++++ Exercise data ++++
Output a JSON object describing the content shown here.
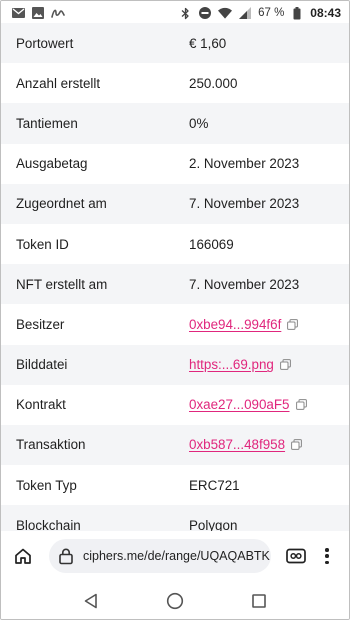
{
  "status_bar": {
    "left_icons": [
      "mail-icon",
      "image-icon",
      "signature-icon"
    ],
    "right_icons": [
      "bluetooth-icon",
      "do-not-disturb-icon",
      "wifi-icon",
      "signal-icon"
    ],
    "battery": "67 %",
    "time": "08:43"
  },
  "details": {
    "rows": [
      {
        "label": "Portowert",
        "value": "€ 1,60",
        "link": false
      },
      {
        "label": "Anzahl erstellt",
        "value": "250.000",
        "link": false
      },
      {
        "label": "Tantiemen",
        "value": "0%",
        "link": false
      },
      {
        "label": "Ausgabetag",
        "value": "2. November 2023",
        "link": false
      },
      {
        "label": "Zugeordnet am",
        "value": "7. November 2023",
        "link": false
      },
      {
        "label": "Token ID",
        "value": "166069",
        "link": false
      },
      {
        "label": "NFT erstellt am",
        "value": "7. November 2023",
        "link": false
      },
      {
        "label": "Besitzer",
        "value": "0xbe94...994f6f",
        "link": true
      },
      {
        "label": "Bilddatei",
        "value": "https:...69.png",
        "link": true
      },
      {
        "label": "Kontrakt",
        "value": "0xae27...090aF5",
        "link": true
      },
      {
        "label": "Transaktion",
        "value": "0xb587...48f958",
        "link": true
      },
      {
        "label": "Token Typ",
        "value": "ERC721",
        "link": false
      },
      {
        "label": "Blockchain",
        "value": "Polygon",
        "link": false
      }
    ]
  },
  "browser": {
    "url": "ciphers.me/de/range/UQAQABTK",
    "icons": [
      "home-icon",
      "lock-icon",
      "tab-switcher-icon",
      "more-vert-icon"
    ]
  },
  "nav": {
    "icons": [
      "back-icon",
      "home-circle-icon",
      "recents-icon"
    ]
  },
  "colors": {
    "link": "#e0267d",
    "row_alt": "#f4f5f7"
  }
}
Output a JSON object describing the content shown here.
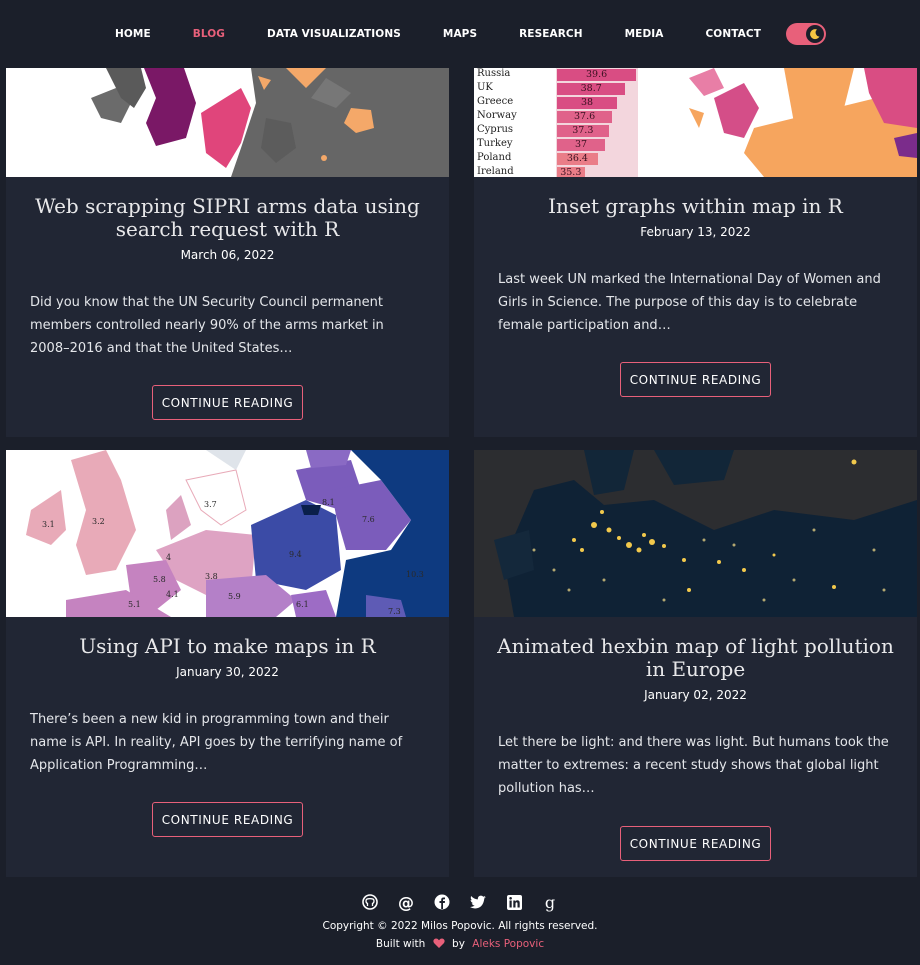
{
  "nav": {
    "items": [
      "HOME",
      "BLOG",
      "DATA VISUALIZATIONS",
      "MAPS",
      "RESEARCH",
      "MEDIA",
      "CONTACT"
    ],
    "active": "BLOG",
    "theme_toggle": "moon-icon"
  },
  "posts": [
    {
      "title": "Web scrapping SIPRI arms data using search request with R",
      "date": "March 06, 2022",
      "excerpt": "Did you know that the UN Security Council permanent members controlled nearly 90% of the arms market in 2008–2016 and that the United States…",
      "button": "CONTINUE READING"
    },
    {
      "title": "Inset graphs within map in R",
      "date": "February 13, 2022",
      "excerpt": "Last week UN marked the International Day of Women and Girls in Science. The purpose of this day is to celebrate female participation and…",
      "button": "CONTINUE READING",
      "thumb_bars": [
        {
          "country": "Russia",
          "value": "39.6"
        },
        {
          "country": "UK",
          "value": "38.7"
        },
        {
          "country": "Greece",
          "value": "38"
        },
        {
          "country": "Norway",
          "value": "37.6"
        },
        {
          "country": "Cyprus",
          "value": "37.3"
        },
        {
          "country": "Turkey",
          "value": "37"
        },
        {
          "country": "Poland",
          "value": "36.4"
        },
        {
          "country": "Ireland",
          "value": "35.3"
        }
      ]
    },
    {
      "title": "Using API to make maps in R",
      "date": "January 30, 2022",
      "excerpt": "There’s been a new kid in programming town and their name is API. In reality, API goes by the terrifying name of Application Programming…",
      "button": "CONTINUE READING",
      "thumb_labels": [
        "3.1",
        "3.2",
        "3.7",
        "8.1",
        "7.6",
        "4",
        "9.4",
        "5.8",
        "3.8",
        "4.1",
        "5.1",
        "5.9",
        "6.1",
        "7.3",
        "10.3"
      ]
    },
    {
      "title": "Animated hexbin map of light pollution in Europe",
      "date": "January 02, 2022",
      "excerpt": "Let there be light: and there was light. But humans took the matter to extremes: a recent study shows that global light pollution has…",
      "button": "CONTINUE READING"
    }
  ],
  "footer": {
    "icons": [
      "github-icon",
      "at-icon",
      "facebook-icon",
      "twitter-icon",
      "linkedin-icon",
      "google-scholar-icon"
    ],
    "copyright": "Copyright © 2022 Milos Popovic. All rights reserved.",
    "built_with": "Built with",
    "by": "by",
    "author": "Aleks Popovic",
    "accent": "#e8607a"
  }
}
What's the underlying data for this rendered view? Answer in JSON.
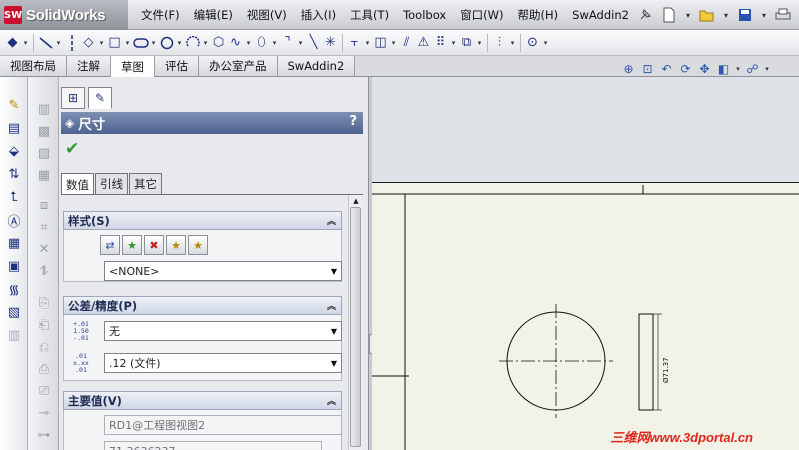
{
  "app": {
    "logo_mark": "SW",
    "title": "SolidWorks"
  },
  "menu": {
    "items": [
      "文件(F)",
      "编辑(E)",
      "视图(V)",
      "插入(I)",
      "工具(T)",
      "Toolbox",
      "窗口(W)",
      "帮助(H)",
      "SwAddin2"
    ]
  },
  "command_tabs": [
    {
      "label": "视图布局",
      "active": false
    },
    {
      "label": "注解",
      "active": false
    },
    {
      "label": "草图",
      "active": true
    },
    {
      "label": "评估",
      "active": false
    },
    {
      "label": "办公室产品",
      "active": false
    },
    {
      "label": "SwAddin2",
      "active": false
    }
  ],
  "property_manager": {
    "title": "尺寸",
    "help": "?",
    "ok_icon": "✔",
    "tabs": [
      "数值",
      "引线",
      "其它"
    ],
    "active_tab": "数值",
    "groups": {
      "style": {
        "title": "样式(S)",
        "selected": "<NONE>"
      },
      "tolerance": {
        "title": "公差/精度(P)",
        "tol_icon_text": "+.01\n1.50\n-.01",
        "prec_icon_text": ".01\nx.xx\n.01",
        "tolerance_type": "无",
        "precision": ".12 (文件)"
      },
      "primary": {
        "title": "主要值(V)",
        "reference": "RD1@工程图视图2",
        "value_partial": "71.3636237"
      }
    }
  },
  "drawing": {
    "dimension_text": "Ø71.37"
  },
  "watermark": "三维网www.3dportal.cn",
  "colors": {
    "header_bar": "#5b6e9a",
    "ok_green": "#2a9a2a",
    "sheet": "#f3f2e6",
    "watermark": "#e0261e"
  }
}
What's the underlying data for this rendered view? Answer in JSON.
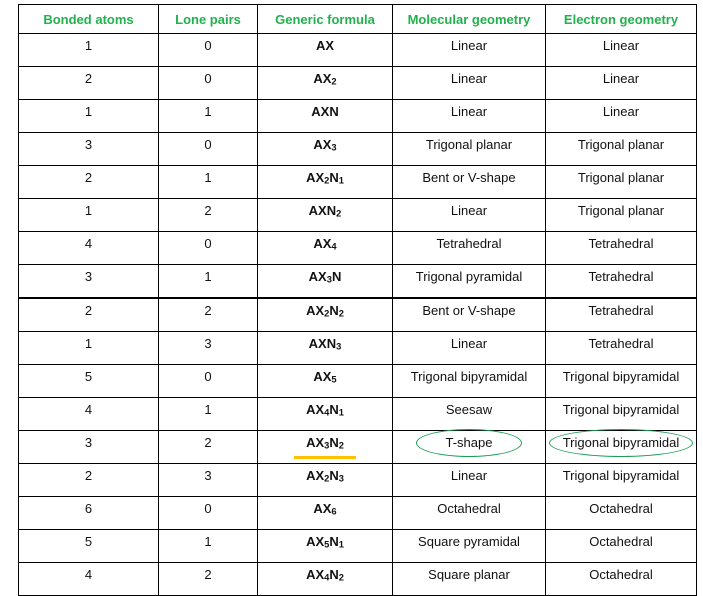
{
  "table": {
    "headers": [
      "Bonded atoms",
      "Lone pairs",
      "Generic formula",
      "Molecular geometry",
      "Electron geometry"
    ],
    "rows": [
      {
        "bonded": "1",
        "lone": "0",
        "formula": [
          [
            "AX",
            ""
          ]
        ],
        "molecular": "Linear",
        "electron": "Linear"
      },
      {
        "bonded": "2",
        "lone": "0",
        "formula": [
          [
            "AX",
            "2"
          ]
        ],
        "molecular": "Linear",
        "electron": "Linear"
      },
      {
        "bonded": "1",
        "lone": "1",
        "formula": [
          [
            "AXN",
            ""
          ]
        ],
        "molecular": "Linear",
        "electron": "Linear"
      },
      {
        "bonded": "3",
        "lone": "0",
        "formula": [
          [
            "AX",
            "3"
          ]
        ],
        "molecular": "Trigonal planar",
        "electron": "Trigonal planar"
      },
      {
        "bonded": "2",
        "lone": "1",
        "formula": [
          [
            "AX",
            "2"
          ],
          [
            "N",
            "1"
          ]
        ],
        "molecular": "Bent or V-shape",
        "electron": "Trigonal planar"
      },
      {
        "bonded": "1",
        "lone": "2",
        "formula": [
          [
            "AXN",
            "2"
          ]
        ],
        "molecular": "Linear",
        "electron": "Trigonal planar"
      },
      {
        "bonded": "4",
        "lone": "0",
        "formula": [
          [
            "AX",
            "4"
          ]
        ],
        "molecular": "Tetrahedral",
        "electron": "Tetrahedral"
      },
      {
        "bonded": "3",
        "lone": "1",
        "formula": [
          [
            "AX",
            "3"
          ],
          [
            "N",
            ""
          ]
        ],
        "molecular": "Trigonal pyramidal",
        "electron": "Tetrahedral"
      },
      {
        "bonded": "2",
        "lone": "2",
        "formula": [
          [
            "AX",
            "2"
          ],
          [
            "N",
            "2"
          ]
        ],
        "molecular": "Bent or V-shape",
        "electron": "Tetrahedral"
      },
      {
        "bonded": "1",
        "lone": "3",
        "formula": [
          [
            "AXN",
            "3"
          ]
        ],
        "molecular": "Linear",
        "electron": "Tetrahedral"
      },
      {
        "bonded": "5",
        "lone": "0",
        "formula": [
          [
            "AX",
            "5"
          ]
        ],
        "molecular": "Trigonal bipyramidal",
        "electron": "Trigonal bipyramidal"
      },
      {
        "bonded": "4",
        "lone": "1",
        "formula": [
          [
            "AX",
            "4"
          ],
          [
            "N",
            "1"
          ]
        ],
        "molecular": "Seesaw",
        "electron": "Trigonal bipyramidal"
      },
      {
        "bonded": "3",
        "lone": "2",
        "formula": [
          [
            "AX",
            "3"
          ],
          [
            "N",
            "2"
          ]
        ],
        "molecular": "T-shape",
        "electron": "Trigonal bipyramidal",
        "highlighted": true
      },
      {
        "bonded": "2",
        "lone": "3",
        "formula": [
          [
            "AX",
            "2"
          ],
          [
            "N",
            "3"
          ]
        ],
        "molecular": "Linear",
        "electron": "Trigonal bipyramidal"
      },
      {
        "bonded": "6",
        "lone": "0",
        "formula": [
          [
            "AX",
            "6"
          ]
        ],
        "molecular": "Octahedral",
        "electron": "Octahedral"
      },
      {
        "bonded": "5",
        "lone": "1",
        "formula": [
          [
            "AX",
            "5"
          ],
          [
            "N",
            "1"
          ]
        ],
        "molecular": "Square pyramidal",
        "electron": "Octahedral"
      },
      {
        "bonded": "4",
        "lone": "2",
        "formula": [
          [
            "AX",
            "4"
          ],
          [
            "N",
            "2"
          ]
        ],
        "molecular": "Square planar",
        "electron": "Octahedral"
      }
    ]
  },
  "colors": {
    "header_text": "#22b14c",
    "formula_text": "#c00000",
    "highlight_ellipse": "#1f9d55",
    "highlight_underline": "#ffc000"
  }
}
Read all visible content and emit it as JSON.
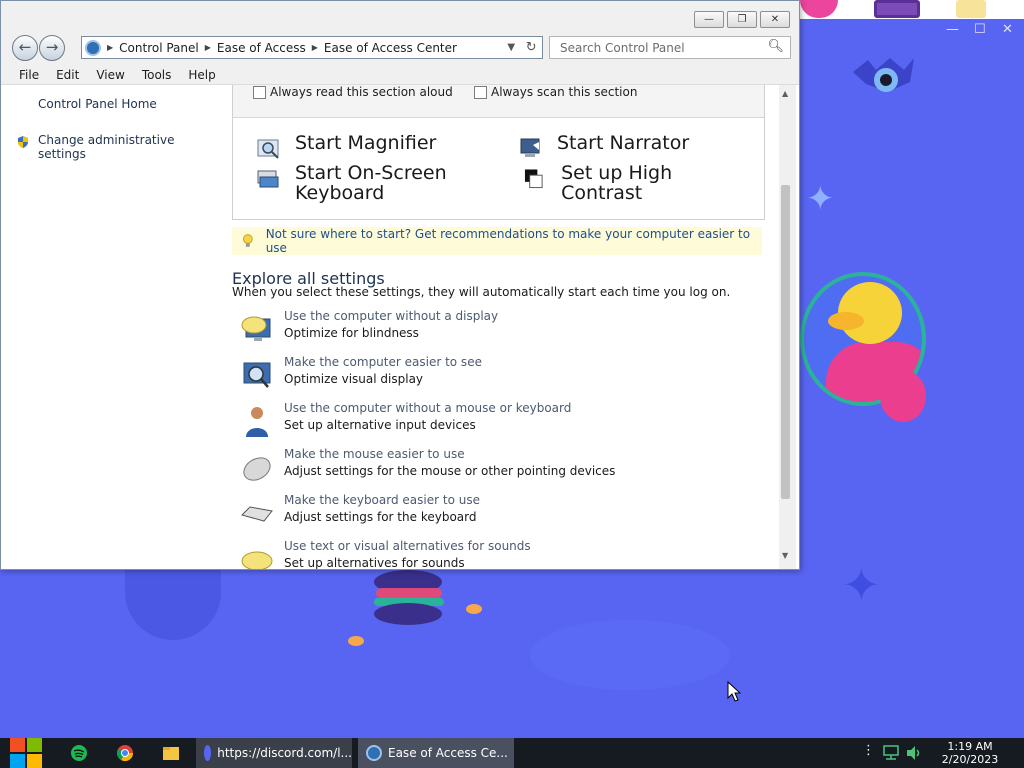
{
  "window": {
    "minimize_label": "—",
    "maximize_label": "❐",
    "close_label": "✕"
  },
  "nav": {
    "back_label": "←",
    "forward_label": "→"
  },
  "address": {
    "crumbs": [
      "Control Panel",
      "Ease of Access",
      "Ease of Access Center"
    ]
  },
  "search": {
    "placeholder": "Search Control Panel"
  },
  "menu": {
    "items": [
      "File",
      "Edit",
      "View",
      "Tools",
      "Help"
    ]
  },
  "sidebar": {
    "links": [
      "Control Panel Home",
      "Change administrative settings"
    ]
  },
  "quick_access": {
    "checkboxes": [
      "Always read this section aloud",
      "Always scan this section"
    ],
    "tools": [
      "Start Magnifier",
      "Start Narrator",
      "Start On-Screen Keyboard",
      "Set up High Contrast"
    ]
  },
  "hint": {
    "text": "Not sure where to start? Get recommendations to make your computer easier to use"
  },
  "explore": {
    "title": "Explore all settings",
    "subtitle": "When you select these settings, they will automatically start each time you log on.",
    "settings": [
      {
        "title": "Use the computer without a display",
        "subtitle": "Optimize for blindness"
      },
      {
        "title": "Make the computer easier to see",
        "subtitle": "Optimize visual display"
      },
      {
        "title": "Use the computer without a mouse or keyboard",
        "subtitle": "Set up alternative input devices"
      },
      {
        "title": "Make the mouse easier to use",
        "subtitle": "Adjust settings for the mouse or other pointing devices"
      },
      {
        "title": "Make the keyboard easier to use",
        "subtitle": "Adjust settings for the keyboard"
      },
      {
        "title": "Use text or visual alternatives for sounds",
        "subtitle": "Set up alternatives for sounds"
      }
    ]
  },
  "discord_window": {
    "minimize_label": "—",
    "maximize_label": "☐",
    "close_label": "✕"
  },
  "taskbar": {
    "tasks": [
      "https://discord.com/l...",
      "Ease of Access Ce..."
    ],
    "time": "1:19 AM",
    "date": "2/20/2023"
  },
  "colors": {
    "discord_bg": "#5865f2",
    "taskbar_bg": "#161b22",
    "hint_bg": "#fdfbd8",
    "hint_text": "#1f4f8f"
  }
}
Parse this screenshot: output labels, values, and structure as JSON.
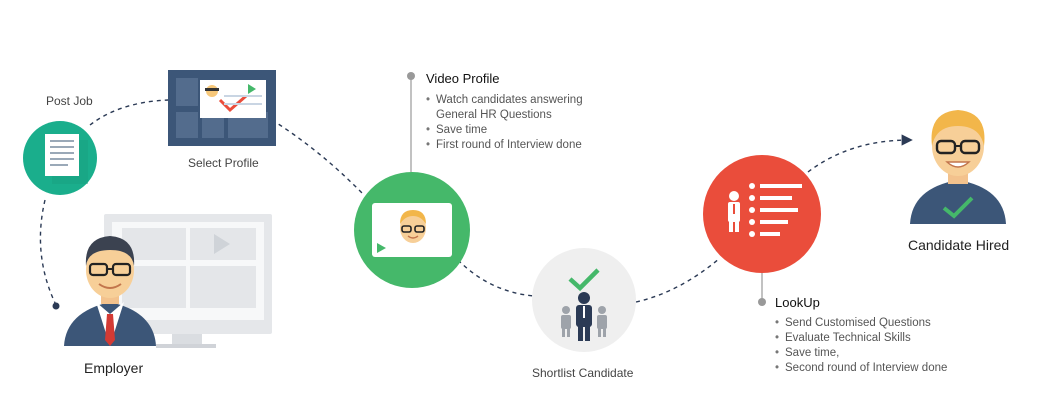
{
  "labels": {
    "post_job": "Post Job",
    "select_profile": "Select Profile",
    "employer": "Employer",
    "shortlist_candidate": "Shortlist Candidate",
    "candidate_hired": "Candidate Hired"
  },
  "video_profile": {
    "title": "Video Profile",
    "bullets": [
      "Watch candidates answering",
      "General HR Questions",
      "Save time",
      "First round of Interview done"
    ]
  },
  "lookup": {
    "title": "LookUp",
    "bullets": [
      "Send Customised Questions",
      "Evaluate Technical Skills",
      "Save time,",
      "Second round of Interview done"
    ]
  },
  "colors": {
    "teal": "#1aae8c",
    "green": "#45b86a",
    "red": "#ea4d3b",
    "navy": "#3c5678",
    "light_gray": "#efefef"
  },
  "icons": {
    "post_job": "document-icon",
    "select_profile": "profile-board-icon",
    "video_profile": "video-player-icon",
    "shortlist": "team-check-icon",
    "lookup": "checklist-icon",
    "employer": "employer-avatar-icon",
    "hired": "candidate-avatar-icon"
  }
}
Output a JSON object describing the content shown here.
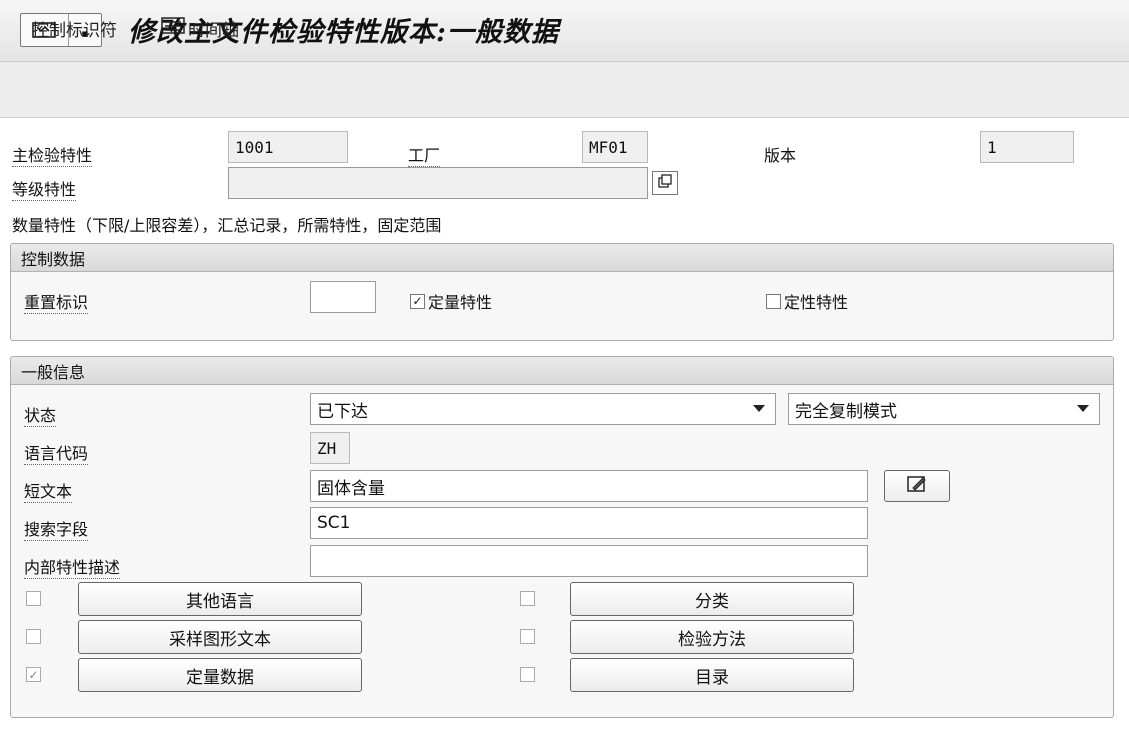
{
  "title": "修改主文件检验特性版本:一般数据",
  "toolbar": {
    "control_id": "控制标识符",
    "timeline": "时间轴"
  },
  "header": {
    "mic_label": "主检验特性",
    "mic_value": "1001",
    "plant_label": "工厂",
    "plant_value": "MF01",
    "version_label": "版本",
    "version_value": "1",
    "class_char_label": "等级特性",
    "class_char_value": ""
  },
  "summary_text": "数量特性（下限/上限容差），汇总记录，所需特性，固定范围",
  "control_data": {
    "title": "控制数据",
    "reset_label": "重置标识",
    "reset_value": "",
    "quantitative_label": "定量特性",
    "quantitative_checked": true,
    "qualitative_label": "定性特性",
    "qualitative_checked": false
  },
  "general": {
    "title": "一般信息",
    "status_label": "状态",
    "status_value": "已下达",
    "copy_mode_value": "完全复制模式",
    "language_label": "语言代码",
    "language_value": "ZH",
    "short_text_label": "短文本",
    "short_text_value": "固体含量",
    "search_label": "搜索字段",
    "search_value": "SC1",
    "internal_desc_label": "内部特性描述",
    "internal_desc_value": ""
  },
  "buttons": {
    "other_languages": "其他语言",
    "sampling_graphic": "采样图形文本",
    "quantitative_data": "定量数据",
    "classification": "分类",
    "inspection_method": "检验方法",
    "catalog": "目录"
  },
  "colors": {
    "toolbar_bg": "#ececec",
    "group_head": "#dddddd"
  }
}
++++
### Do this
Sift through the entries and copy every line with "computer".

### The output
    "text": "Not sure where to start? Get recommendations to make your computer easier to use"
        "title": "Use the computer without a display",
        "title": "Make the computer easier to see",
        "title": "Use the computer without a mouse or keyboard",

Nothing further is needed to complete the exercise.